*Brief:*
Look through the listing for the word "true". Copy each line that has it.

Data listing
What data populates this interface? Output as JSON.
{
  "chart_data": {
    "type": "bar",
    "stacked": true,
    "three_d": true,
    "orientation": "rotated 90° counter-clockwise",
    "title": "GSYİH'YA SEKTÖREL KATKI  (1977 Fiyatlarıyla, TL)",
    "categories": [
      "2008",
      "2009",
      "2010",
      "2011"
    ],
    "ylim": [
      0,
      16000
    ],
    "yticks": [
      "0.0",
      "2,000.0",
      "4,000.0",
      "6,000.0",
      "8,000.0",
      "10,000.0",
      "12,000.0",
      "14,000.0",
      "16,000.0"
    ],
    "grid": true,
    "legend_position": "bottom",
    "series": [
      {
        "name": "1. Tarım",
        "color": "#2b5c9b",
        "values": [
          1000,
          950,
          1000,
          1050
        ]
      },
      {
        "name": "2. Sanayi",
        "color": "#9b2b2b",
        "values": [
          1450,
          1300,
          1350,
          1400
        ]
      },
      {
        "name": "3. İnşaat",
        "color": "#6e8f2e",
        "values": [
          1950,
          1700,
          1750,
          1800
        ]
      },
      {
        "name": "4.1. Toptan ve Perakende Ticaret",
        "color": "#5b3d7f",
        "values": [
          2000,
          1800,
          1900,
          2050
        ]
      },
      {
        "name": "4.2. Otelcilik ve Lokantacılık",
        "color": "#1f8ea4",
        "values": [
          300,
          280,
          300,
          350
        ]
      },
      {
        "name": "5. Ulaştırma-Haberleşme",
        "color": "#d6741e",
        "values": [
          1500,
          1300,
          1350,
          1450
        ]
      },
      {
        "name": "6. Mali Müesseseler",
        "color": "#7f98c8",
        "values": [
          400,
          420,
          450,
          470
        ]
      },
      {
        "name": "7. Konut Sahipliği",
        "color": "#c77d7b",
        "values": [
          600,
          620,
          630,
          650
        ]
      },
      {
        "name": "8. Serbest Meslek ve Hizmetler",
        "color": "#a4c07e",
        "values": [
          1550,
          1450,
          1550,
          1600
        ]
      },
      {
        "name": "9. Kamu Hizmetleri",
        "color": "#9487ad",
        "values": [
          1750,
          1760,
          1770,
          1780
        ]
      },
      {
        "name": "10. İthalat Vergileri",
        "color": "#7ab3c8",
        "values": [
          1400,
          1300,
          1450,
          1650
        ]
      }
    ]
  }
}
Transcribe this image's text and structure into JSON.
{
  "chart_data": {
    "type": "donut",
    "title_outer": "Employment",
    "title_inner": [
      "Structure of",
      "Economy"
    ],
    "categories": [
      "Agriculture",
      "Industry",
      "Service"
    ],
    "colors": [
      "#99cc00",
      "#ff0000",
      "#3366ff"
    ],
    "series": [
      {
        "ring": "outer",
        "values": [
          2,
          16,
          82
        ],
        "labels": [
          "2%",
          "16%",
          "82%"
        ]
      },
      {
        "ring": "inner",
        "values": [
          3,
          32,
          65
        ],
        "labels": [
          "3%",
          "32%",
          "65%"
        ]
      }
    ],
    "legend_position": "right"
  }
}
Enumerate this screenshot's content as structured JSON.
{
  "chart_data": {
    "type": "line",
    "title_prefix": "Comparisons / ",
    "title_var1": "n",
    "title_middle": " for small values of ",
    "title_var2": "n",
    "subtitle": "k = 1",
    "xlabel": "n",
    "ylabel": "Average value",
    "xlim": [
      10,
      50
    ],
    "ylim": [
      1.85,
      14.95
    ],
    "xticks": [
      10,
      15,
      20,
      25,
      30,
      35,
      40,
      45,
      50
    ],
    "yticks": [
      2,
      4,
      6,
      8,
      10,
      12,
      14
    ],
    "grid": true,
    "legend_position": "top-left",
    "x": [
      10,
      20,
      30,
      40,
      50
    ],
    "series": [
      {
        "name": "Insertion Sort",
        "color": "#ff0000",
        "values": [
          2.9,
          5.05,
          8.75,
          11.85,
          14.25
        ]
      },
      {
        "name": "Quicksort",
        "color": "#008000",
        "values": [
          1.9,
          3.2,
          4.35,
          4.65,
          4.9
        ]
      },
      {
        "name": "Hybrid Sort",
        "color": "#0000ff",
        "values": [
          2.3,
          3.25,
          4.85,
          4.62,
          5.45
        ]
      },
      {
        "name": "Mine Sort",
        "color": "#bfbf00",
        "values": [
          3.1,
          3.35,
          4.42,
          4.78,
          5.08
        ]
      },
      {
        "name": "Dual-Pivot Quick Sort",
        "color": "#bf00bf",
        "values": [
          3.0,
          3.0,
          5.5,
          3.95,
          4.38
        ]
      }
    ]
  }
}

*Answer to the task:*
    "stacked": true,
    "three_d": true,
    "grid": true,
    "grid": true,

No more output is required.